# [Provided records]
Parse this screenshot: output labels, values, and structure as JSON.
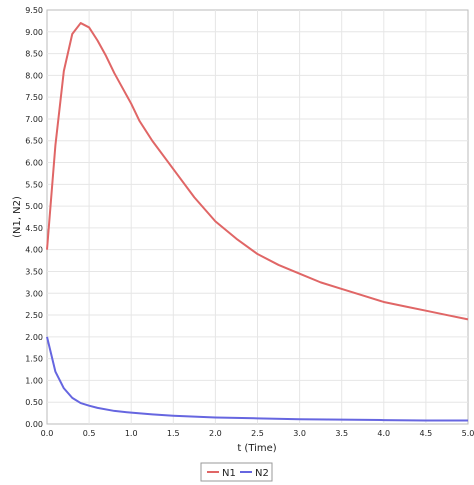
{
  "chart_data": {
    "type": "line",
    "xlabel": "t (Time)",
    "ylabel": "(N1, N2)",
    "xlim": [
      0.0,
      5.0
    ],
    "ylim": [
      0.0,
      9.5
    ],
    "x_ticks": [
      "0.0",
      "0.5",
      "1.0",
      "1.5",
      "2.0",
      "2.5",
      "3.0",
      "3.5",
      "4.0",
      "4.5",
      "5.0"
    ],
    "y_ticks": [
      "0.00",
      "0.50",
      "1.00",
      "1.50",
      "2.00",
      "2.50",
      "3.00",
      "3.50",
      "4.00",
      "4.50",
      "5.00",
      "5.50",
      "6.00",
      "6.50",
      "7.00",
      "7.50",
      "8.00",
      "8.50",
      "9.00",
      "9.50"
    ],
    "grid": true,
    "legend_position": "bottom-center",
    "series": [
      {
        "name": "N1",
        "color": "#e06666",
        "points": [
          [
            0.0,
            4.0
          ],
          [
            0.1,
            6.4
          ],
          [
            0.2,
            8.1
          ],
          [
            0.3,
            8.95
          ],
          [
            0.4,
            9.2
          ],
          [
            0.5,
            9.1
          ],
          [
            0.6,
            8.8
          ],
          [
            0.7,
            8.45
          ],
          [
            0.8,
            8.05
          ],
          [
            0.9,
            7.7
          ],
          [
            1.0,
            7.35
          ],
          [
            1.1,
            6.95
          ],
          [
            1.25,
            6.5
          ],
          [
            1.5,
            5.85
          ],
          [
            1.75,
            5.2
          ],
          [
            2.0,
            4.65
          ],
          [
            2.25,
            4.25
          ],
          [
            2.5,
            3.9
          ],
          [
            2.75,
            3.65
          ],
          [
            3.0,
            3.45
          ],
          [
            3.25,
            3.25
          ],
          [
            3.5,
            3.1
          ],
          [
            3.75,
            2.95
          ],
          [
            4.0,
            2.8
          ],
          [
            4.25,
            2.7
          ],
          [
            4.5,
            2.6
          ],
          [
            4.75,
            2.5
          ],
          [
            5.0,
            2.4
          ]
        ]
      },
      {
        "name": "N2",
        "color": "#6666e0",
        "points": [
          [
            0.0,
            2.0
          ],
          [
            0.05,
            1.6
          ],
          [
            0.1,
            1.2
          ],
          [
            0.2,
            0.82
          ],
          [
            0.3,
            0.6
          ],
          [
            0.4,
            0.48
          ],
          [
            0.5,
            0.42
          ],
          [
            0.6,
            0.37
          ],
          [
            0.8,
            0.3
          ],
          [
            1.0,
            0.26
          ],
          [
            1.25,
            0.22
          ],
          [
            1.5,
            0.19
          ],
          [
            1.75,
            0.17
          ],
          [
            2.0,
            0.15
          ],
          [
            2.5,
            0.13
          ],
          [
            3.0,
            0.11
          ],
          [
            3.5,
            0.1
          ],
          [
            4.0,
            0.09
          ],
          [
            4.5,
            0.08
          ],
          [
            5.0,
            0.08
          ]
        ]
      }
    ]
  }
}
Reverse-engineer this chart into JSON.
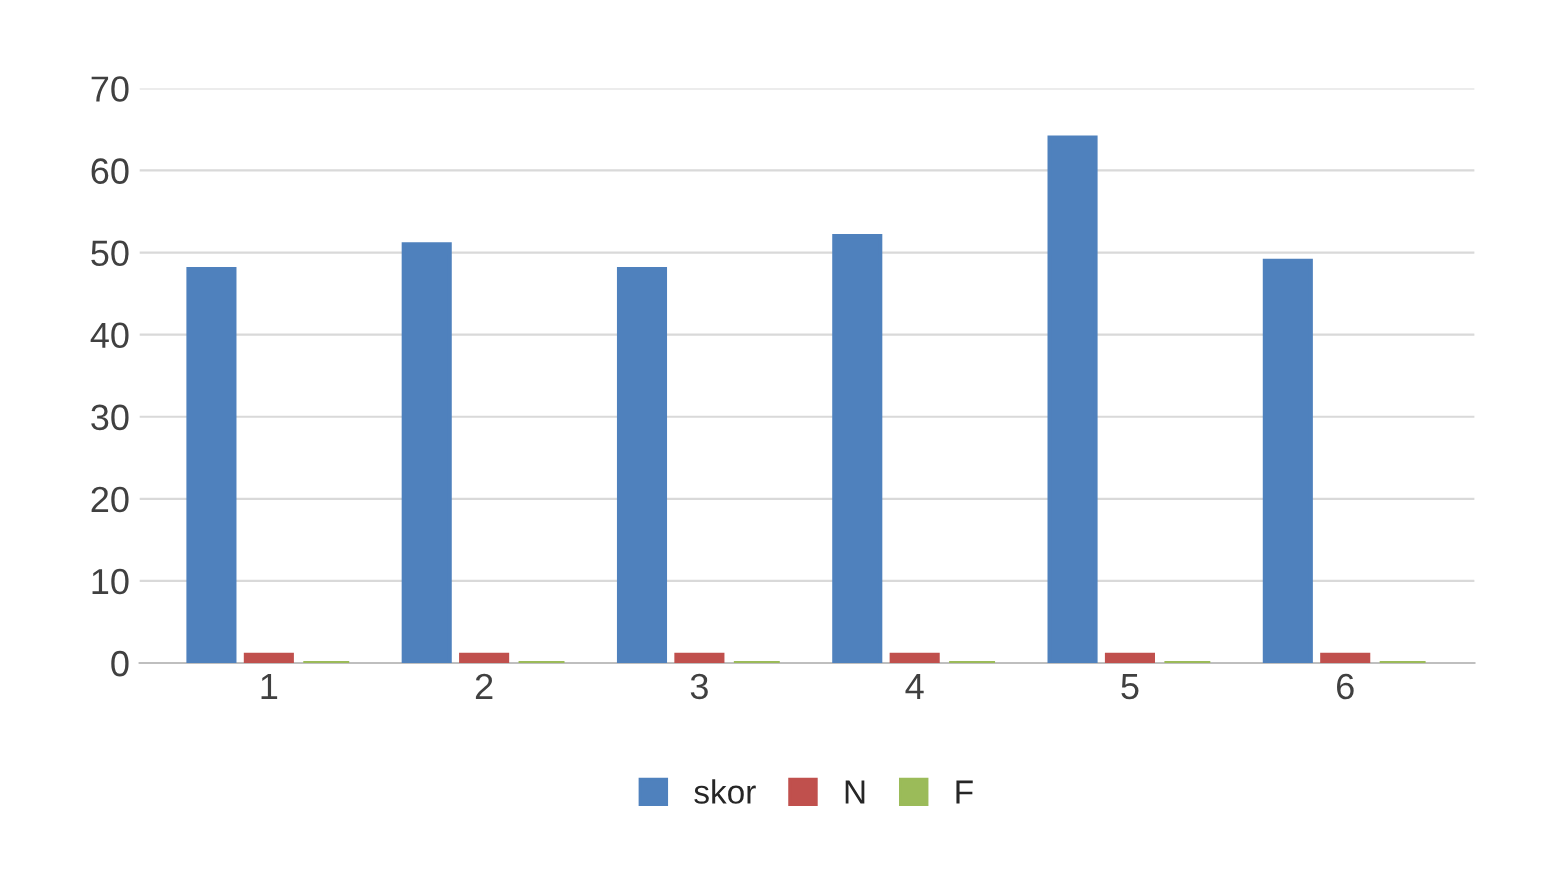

# [What is asked]
Write out every entry again word for word, without any of the pictures.

# [Expected answer]
Parse this screenshot: output labels, values, and structure as JSON.
{
  "chart_data": {
    "type": "line",
    "xlabel": "t (Time)",
    "ylabel": "(N1, N2)",
    "xlim": [
      0.0,
      5.0
    ],
    "ylim": [
      0.0,
      9.5
    ],
    "x_ticks": [
      "0.0",
      "0.5",
      "1.0",
      "1.5",
      "2.0",
      "2.5",
      "3.0",
      "3.5",
      "4.0",
      "4.5",
      "5.0"
    ],
    "y_ticks": [
      "0.00",
      "0.50",
      "1.00",
      "1.50",
      "2.00",
      "2.50",
      "3.00",
      "3.50",
      "4.00",
      "4.50",
      "5.00",
      "5.50",
      "6.00",
      "6.50",
      "7.00",
      "7.50",
      "8.00",
      "8.50",
      "9.00",
      "9.50"
    ],
    "grid": true,
    "legend_position": "bottom-center",
    "series": [
      {
        "name": "N1",
        "color": "#e06666",
        "points": [
          [
            0.0,
            4.0
          ],
          [
            0.1,
            6.4
          ],
          [
            0.2,
            8.1
          ],
          [
            0.3,
            8.95
          ],
          [
            0.4,
            9.2
          ],
          [
            0.5,
            9.1
          ],
          [
            0.6,
            8.8
          ],
          [
            0.7,
            8.45
          ],
          [
            0.8,
            8.05
          ],
          [
            0.9,
            7.7
          ],
          [
            1.0,
            7.35
          ],
          [
            1.1,
            6.95
          ],
          [
            1.25,
            6.5
          ],
          [
            1.5,
            5.85
          ],
          [
            1.75,
            5.2
          ],
          [
            2.0,
            4.65
          ],
          [
            2.25,
            4.25
          ],
          [
            2.5,
            3.9
          ],
          [
            2.75,
            3.65
          ],
          [
            3.0,
            3.45
          ],
          [
            3.25,
            3.25
          ],
          [
            3.5,
            3.1
          ],
          [
            3.75,
            2.95
          ],
          [
            4.0,
            2.8
          ],
          [
            4.25,
            2.7
          ],
          [
            4.5,
            2.6
          ],
          [
            4.75,
            2.5
          ],
          [
            5.0,
            2.4
          ]
        ]
      },
      {
        "name": "N2",
        "color": "#6666e0",
        "points": [
          [
            0.0,
            2.0
          ],
          [
            0.05,
            1.6
          ],
          [
            0.1,
            1.2
          ],
          [
            0.2,
            0.82
          ],
          [
            0.3,
            0.6
          ],
          [
            0.4,
            0.48
          ],
          [
            0.5,
            0.42
          ],
          [
            0.6,
            0.37
          ],
          [
            0.8,
            0.3
          ],
          [
            1.0,
            0.26
          ],
          [
            1.25,
            0.22
          ],
          [
            1.5,
            0.19
          ],
          [
            1.75,
            0.17
          ],
          [
            2.0,
            0.15
          ],
          [
            2.5,
            0.13
          ],
          [
            3.0,
            0.11
          ],
          [
            3.5,
            0.1
          ],
          [
            4.0,
            0.09
          ],
          [
            4.5,
            0.08
          ],
          [
            5.0,
            0.08
          ]
        ]
      }
    ]
  }
}
Reverse-engineer this chart into JSON.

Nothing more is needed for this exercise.